* Records of document pages

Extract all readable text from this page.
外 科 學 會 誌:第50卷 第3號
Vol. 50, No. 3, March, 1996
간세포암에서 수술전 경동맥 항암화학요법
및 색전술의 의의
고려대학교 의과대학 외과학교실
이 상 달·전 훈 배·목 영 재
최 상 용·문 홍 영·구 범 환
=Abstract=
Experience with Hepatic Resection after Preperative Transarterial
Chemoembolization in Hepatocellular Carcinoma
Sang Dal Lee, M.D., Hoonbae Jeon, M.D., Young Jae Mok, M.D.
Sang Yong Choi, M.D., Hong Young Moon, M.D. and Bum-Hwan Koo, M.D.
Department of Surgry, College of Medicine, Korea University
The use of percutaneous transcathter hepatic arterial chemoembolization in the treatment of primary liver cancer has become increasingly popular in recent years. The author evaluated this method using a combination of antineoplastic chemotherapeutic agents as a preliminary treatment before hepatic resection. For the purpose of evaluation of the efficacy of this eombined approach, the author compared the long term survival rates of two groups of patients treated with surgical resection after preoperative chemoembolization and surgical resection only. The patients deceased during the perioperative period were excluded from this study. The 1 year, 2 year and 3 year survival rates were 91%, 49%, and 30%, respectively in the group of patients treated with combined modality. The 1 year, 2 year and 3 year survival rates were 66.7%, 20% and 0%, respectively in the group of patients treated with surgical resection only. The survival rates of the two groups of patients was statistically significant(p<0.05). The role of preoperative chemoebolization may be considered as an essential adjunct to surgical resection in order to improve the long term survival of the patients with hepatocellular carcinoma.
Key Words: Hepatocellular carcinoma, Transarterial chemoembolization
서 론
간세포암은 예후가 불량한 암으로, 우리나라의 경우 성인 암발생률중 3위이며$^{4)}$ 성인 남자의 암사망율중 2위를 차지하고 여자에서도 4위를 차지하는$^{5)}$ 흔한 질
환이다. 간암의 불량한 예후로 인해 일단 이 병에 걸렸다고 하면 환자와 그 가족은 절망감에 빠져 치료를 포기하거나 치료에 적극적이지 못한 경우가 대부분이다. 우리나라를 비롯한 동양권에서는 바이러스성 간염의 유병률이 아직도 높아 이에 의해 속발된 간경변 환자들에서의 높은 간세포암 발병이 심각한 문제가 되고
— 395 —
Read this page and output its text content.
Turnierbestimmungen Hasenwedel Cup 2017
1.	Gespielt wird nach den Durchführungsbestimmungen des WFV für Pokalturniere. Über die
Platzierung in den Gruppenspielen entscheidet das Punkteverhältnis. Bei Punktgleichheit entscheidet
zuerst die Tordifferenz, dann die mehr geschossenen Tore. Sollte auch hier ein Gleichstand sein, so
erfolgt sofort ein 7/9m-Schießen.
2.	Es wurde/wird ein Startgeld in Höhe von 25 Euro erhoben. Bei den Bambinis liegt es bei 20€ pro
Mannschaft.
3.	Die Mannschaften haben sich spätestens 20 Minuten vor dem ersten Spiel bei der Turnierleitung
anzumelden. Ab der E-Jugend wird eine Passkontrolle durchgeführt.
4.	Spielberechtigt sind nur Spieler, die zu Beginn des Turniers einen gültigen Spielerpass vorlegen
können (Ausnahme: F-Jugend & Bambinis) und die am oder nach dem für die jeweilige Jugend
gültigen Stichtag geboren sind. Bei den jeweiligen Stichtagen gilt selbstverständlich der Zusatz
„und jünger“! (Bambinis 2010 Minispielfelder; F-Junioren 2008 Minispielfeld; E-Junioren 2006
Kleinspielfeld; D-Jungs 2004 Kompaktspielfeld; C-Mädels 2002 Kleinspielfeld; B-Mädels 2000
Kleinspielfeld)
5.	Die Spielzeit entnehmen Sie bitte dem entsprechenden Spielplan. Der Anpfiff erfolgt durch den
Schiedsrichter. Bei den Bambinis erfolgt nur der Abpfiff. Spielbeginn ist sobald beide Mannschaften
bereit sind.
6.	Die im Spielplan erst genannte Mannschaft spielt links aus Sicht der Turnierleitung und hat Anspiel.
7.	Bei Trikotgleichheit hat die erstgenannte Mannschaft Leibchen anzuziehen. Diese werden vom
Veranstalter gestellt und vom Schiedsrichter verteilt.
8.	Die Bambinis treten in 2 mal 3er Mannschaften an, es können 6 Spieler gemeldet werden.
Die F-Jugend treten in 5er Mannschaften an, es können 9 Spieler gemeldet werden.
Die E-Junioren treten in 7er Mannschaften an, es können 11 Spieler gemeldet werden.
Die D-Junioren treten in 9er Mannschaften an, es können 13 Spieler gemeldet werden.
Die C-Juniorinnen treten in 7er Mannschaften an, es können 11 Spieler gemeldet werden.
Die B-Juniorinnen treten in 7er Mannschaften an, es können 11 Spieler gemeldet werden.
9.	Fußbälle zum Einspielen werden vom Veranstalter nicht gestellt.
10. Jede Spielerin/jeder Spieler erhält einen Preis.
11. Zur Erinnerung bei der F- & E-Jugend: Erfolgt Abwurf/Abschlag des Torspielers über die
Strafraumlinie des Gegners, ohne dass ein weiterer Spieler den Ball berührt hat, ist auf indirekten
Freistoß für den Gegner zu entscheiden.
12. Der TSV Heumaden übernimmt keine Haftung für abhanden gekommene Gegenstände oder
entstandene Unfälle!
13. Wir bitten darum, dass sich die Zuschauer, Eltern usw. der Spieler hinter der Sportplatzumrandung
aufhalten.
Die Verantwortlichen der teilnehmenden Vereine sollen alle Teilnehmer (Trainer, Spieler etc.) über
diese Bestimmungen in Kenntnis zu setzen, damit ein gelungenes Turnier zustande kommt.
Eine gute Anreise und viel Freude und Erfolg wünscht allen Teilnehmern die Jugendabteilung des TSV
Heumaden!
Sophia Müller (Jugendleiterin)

* What is required
From the entries, work out how many lines include the word "sind", answering with the number only.

* Answer space
3